Check each line of the listing, and copy it if it contains the word "this".
====== EXERCISE MATERIAL ======
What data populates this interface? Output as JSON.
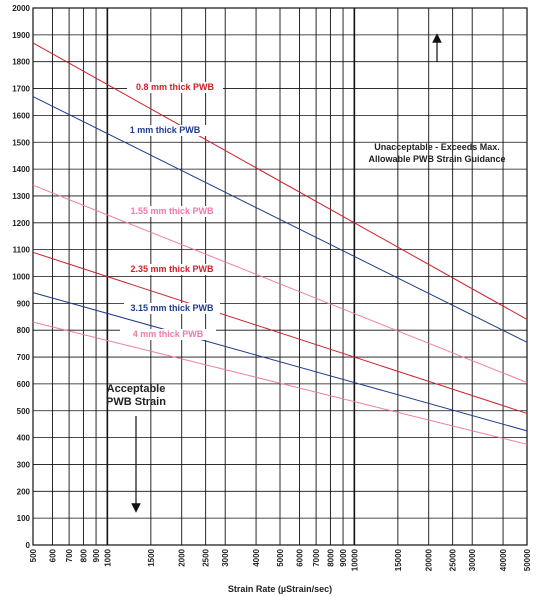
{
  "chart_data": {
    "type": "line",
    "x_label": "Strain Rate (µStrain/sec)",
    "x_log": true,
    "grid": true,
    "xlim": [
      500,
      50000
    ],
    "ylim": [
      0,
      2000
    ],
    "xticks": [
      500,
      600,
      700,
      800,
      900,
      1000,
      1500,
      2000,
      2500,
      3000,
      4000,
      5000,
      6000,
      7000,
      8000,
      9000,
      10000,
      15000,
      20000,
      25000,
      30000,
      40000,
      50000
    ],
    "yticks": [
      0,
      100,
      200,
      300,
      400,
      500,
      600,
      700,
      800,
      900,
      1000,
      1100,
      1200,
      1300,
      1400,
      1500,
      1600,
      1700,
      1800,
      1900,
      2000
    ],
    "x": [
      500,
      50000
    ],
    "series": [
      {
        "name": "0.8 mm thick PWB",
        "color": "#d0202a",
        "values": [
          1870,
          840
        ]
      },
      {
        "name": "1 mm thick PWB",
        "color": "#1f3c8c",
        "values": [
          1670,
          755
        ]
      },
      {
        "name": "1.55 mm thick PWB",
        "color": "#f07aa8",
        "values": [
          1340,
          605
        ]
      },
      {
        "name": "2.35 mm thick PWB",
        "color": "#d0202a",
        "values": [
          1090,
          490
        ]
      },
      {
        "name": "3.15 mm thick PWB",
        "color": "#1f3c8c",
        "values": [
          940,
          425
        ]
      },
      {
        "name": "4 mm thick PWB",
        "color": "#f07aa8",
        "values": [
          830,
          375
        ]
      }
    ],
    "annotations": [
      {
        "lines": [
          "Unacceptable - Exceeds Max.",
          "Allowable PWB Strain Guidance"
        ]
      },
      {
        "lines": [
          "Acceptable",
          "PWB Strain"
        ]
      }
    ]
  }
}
======
====== EXERCISE MATERIAL ======
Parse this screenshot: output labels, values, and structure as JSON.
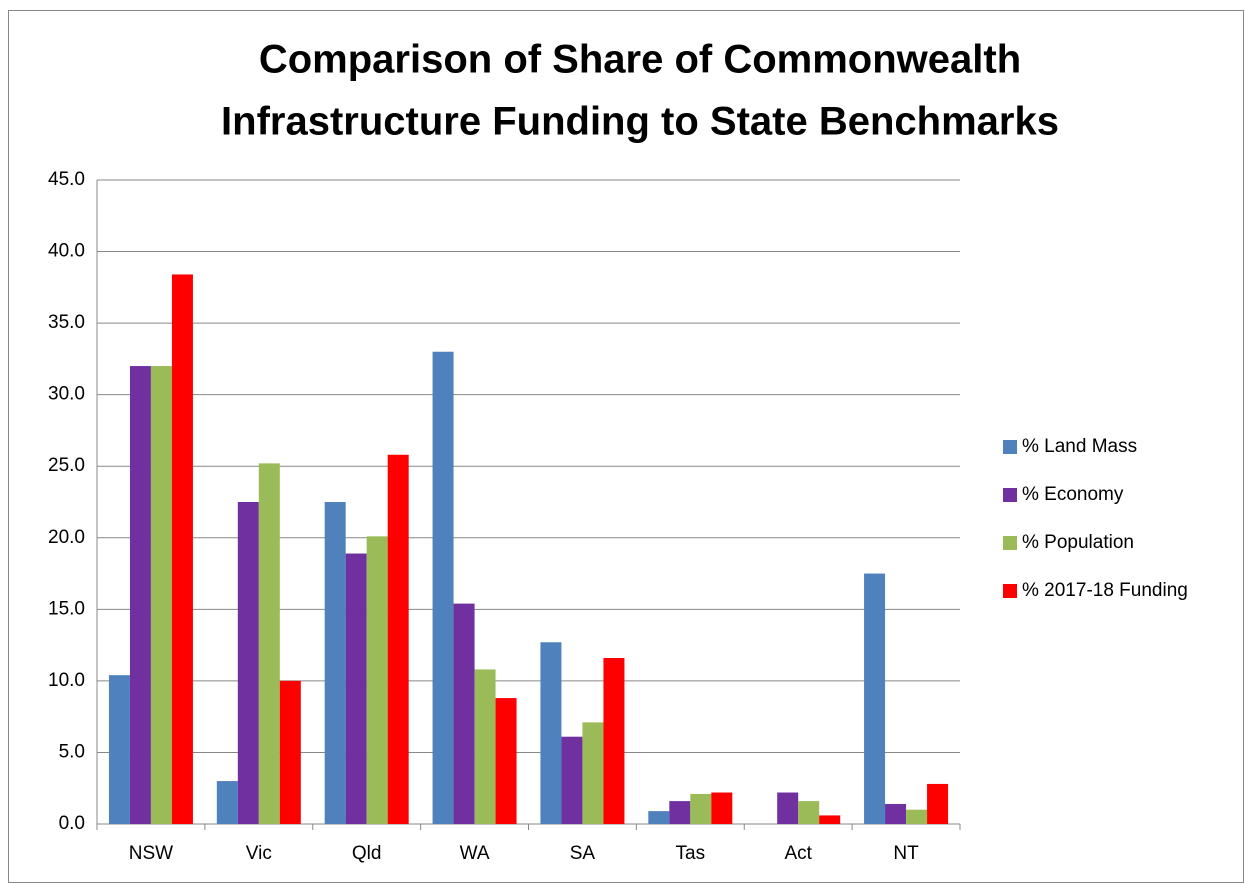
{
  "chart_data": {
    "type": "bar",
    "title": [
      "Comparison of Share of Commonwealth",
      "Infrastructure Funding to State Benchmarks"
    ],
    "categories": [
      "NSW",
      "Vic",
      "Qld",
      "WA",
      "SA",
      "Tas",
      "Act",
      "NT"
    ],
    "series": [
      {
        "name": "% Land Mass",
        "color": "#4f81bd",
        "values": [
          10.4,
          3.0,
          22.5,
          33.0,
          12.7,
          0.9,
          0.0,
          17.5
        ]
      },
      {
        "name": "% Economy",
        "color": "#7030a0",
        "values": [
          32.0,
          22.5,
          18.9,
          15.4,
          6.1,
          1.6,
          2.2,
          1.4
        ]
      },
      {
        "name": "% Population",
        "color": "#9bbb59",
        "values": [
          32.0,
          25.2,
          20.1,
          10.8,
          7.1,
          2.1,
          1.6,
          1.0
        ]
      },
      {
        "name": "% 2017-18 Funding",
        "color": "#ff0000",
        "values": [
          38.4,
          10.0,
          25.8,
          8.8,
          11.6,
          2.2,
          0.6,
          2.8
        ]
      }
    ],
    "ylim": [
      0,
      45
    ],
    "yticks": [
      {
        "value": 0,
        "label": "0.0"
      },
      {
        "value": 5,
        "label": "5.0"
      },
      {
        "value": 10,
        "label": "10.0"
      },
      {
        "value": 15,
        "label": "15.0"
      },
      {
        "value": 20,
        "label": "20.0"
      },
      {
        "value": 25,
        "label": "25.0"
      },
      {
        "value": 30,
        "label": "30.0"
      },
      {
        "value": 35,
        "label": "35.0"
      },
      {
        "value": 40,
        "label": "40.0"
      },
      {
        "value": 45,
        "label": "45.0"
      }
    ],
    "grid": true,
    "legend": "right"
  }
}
======
### EXPECTED OUTPUT
What data populates this interface? Output as JSON.
Parse this screenshot: output labels, values, and structure as JSON.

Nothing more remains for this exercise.